- GIVEN TASK -
Below are records; count the lines in them that hold "Ιστοσελίδα" and give only the count.

- DATA EXCERPTS -
□ □ □ □

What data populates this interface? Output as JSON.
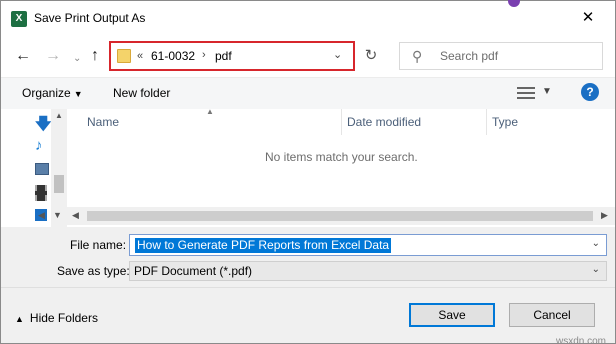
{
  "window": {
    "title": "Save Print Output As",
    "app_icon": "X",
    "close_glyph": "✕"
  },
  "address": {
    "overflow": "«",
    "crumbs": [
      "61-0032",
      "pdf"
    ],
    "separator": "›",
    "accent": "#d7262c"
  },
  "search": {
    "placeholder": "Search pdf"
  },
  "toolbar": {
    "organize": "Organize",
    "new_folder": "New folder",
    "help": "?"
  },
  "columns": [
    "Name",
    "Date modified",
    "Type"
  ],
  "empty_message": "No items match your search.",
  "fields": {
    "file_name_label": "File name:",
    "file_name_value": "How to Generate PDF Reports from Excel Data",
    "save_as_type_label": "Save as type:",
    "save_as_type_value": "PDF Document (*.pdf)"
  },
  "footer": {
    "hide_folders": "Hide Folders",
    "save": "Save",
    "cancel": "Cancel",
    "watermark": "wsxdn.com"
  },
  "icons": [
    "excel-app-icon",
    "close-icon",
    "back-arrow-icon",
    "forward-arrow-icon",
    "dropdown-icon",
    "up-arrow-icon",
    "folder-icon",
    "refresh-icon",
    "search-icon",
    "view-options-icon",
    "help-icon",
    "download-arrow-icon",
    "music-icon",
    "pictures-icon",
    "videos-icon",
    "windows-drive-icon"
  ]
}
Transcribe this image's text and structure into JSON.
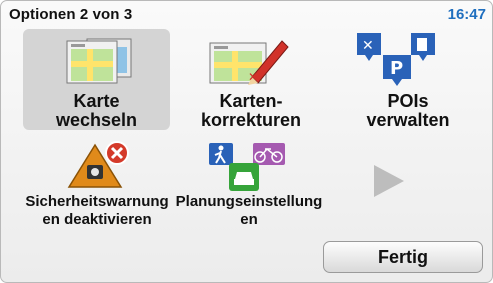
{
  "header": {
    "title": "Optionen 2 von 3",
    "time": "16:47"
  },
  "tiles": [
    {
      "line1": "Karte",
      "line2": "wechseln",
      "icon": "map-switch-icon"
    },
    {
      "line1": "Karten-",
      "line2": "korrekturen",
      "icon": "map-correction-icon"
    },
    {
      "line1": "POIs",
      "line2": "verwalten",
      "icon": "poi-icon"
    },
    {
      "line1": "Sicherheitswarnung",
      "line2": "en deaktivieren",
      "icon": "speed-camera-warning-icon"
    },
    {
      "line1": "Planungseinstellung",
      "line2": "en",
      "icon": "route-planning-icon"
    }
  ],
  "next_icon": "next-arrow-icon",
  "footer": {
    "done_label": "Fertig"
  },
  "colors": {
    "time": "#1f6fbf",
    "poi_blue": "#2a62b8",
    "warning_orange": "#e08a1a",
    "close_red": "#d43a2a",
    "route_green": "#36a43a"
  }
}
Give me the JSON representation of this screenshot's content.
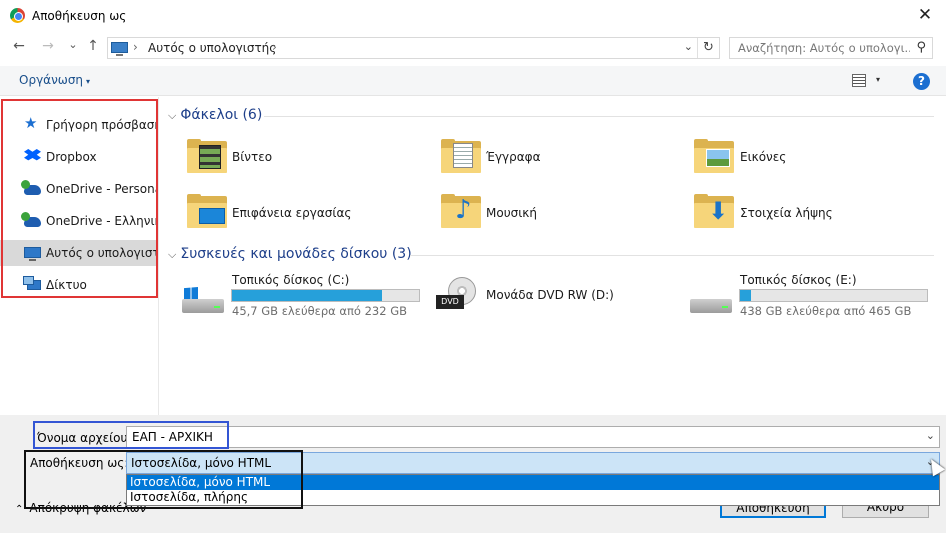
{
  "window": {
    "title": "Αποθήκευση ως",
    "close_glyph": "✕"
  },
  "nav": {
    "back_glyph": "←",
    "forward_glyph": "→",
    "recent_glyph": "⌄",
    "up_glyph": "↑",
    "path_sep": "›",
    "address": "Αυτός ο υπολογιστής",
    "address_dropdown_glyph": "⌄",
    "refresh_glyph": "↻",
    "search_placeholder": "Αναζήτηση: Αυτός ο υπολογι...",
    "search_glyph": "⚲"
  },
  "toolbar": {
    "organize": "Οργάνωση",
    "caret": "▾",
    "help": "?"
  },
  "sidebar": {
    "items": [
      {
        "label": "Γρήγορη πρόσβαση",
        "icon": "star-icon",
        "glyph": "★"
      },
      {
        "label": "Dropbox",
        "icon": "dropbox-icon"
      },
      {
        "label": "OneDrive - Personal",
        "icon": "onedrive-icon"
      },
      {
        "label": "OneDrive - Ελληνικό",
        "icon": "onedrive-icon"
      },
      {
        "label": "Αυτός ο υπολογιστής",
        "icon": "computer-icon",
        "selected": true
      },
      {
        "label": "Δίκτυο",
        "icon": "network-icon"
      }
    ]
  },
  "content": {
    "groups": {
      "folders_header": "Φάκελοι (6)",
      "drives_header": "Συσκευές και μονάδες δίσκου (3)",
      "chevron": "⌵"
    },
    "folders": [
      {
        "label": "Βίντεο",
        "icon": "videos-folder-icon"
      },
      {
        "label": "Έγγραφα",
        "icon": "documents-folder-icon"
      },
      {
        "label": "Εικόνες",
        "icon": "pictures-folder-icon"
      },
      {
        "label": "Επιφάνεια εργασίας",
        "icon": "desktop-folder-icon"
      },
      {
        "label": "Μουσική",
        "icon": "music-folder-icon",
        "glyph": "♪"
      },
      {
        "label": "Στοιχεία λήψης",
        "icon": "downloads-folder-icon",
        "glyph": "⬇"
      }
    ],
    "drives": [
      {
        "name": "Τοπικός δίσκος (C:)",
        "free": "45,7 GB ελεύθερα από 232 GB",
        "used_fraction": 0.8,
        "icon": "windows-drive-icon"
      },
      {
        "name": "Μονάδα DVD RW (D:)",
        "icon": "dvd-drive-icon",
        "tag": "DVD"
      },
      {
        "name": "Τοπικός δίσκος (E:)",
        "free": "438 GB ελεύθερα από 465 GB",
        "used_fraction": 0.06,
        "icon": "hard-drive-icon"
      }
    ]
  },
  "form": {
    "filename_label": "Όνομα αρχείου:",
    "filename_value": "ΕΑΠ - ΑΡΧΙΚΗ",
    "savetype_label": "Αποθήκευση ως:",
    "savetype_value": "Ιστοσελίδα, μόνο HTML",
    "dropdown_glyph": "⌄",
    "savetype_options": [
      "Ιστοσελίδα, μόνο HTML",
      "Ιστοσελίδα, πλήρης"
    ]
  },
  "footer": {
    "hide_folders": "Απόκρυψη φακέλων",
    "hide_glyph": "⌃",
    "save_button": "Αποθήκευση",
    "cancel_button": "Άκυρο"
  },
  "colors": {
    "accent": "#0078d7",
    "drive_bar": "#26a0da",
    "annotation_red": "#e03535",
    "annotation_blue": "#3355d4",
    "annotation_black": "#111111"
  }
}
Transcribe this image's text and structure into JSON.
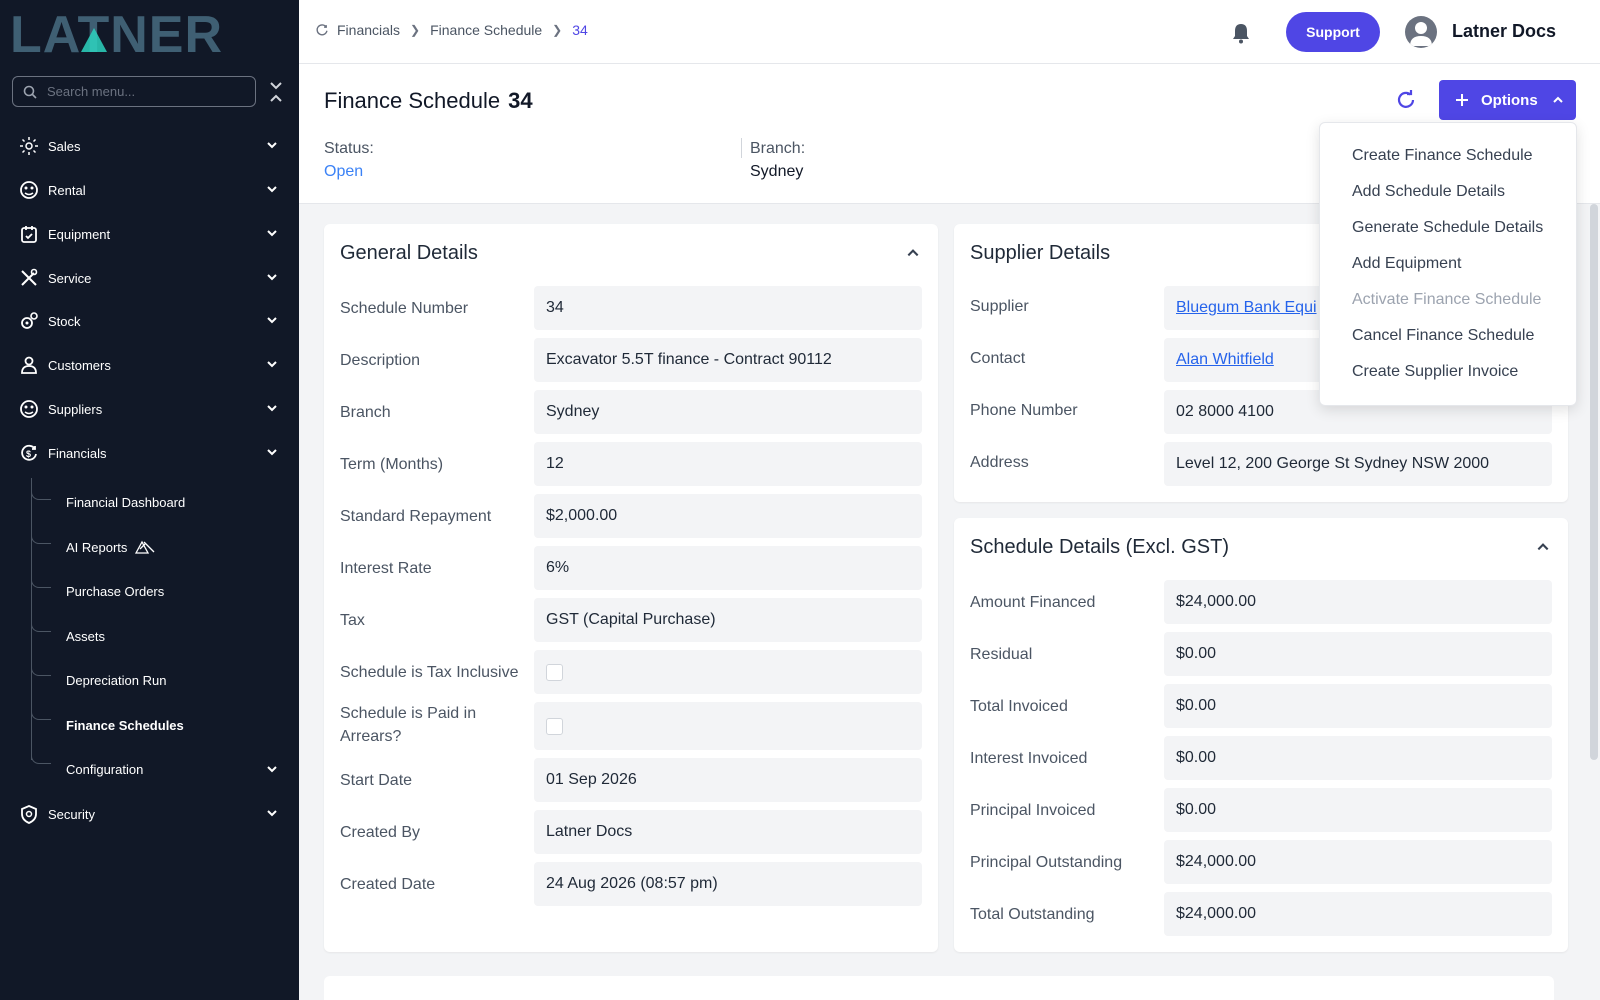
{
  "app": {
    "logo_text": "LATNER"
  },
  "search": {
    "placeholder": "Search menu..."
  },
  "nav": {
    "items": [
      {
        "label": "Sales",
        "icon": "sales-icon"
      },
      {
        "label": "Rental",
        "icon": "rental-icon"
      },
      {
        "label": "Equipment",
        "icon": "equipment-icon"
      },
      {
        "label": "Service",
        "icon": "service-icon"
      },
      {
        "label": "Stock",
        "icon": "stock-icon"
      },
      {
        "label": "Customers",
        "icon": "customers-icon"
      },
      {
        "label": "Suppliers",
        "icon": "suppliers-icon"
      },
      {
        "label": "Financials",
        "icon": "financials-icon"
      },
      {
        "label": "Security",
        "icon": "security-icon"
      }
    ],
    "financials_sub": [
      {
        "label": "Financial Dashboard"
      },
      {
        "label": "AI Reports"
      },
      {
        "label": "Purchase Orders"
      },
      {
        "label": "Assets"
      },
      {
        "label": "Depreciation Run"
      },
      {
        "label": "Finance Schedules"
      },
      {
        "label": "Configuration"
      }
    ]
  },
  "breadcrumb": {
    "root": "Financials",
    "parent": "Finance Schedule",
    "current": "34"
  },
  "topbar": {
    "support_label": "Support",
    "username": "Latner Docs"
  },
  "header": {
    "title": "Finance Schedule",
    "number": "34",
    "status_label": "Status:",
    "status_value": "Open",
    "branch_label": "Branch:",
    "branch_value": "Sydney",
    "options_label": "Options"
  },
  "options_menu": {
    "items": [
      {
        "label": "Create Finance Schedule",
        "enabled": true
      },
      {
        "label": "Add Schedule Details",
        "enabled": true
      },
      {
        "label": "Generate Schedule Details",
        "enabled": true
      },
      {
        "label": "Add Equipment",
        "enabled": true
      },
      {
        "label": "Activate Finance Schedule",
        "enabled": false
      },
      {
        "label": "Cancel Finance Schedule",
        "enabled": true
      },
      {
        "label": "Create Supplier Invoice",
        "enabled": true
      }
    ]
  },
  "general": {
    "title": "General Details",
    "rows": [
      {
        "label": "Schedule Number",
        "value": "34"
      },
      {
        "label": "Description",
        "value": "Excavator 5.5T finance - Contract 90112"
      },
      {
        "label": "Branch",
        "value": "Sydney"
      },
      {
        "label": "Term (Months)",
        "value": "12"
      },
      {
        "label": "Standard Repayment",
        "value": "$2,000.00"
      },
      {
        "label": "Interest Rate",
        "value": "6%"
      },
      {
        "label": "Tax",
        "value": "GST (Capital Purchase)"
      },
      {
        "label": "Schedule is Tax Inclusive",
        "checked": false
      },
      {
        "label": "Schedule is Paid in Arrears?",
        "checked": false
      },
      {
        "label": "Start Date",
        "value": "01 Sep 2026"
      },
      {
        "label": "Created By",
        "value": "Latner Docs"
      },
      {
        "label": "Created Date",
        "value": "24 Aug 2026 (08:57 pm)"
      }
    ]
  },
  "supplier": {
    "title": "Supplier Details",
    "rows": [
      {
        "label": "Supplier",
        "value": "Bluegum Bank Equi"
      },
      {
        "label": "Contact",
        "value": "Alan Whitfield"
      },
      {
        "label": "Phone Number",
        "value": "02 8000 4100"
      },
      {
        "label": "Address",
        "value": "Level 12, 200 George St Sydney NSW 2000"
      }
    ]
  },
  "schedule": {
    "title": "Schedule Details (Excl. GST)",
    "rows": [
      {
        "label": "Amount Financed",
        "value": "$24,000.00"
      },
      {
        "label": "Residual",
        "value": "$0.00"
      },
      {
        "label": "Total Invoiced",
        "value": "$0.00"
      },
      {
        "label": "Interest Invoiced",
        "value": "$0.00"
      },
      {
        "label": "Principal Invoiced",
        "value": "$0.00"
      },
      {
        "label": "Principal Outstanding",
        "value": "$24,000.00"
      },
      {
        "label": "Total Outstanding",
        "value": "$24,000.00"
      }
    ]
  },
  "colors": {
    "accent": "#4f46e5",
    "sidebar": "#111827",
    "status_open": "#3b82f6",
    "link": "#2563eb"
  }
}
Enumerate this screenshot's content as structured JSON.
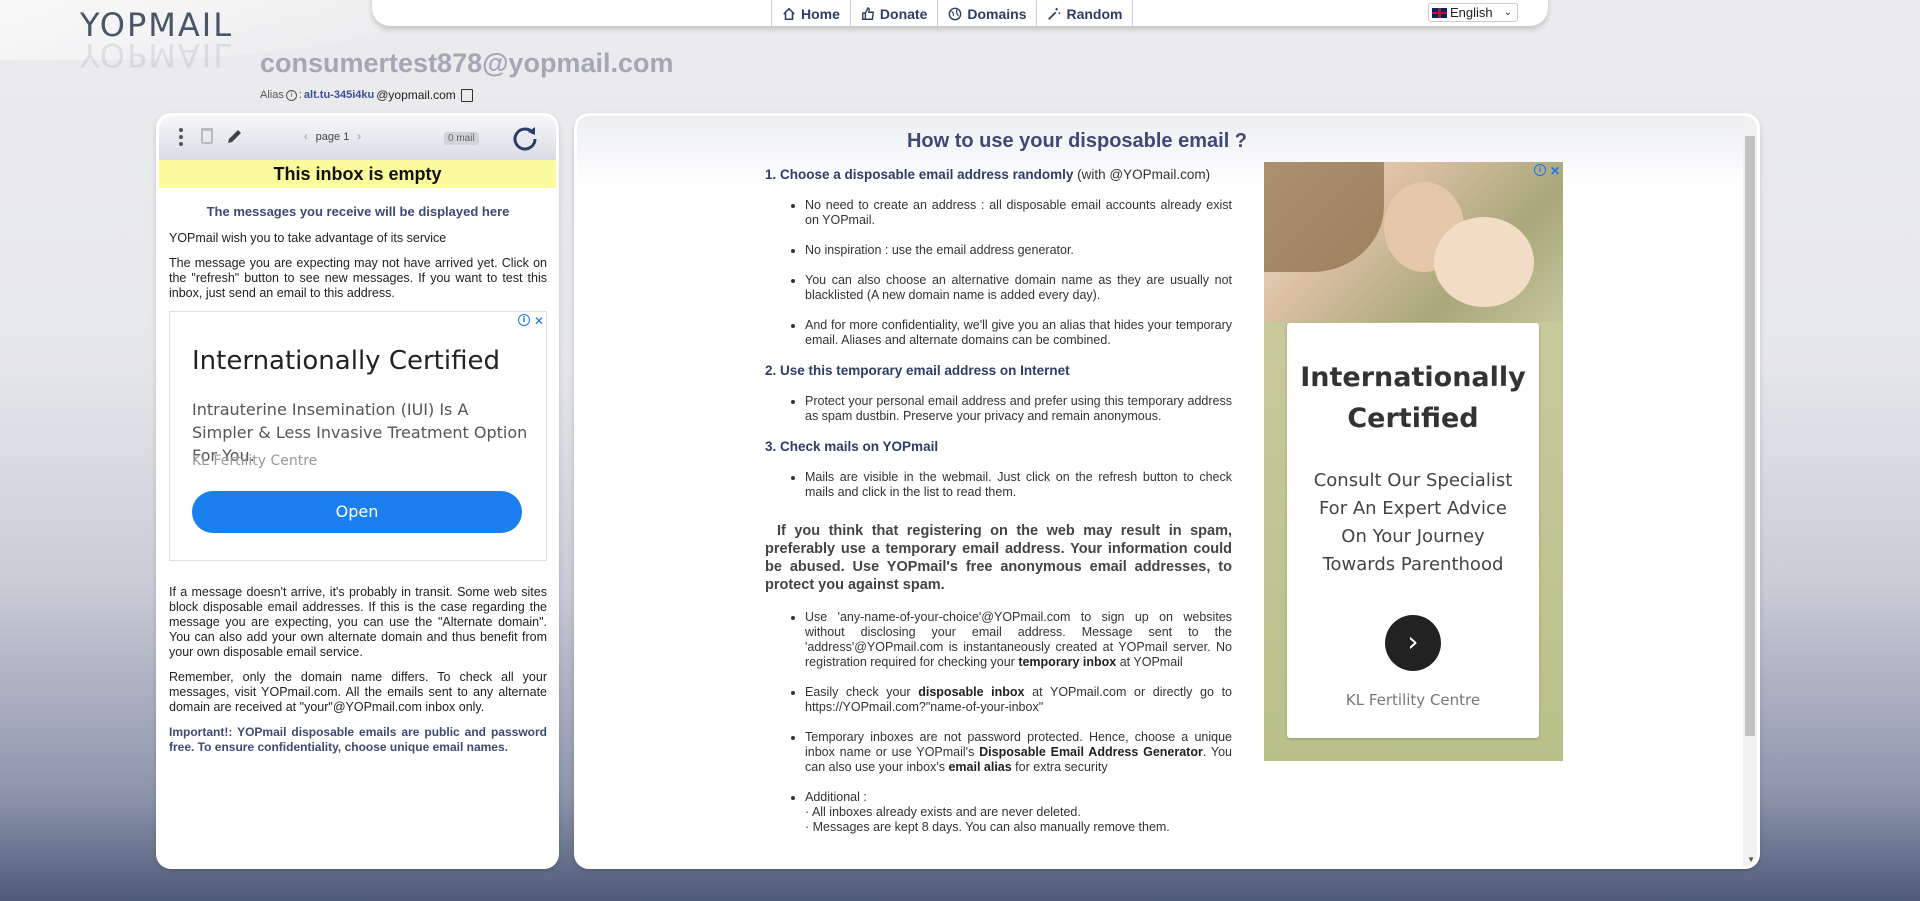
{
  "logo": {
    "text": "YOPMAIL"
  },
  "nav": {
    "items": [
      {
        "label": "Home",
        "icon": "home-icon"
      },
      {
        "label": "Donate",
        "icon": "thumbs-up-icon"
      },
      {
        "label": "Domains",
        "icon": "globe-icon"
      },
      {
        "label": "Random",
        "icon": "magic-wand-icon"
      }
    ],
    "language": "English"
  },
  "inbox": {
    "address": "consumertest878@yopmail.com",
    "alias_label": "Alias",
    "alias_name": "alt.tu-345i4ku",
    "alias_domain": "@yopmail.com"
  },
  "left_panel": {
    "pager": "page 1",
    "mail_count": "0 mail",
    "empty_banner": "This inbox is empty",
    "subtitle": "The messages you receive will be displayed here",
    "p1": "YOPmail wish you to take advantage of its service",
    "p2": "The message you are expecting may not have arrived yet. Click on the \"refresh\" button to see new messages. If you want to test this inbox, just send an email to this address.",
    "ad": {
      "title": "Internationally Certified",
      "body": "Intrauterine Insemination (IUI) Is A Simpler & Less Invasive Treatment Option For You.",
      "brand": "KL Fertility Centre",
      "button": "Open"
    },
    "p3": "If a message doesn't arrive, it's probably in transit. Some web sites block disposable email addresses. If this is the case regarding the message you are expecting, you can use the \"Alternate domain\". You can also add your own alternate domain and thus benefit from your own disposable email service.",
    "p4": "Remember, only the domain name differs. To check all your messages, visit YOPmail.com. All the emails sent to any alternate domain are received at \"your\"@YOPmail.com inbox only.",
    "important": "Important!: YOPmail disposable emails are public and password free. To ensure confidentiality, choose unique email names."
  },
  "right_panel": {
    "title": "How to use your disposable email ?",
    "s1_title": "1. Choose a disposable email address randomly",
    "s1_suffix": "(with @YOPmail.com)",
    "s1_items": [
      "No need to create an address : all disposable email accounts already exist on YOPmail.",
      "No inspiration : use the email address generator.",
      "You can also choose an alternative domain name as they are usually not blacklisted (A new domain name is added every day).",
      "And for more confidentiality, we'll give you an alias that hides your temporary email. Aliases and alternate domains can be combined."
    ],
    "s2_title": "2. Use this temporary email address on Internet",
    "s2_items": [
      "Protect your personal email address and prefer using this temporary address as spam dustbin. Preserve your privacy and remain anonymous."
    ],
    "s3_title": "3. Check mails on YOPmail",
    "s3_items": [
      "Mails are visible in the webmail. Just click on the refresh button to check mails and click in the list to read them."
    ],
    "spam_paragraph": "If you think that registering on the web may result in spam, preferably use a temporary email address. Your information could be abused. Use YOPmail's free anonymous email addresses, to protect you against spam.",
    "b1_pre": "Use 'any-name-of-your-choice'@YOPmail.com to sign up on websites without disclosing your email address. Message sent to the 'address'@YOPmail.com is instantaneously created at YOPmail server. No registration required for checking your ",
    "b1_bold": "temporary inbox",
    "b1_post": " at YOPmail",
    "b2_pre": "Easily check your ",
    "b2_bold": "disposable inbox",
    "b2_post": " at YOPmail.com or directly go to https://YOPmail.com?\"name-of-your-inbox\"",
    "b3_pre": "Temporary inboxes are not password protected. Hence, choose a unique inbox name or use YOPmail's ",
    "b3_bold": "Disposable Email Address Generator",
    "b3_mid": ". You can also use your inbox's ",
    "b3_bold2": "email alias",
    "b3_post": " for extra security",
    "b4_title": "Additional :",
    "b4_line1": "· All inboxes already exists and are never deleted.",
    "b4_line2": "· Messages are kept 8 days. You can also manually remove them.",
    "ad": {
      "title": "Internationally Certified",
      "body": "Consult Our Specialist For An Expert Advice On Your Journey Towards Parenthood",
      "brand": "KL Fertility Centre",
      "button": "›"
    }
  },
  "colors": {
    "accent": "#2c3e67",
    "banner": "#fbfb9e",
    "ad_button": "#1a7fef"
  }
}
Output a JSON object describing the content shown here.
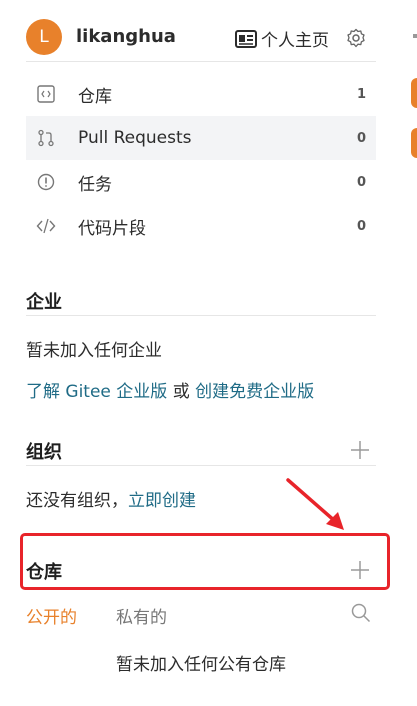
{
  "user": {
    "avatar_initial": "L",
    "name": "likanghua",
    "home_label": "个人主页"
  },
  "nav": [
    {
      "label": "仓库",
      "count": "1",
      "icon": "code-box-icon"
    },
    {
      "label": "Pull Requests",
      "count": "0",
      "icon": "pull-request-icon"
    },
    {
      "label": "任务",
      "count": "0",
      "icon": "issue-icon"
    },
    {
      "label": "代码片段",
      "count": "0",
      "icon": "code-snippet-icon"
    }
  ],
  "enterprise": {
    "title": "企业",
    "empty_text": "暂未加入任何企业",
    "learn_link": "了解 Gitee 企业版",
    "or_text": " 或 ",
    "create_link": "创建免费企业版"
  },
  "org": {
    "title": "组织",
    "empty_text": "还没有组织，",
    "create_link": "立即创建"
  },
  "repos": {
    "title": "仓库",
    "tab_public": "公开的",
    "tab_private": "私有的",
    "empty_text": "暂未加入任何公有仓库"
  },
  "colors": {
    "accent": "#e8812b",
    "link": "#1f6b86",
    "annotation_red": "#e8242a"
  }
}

□ □ □ □

- FINISHED ANSWER -
3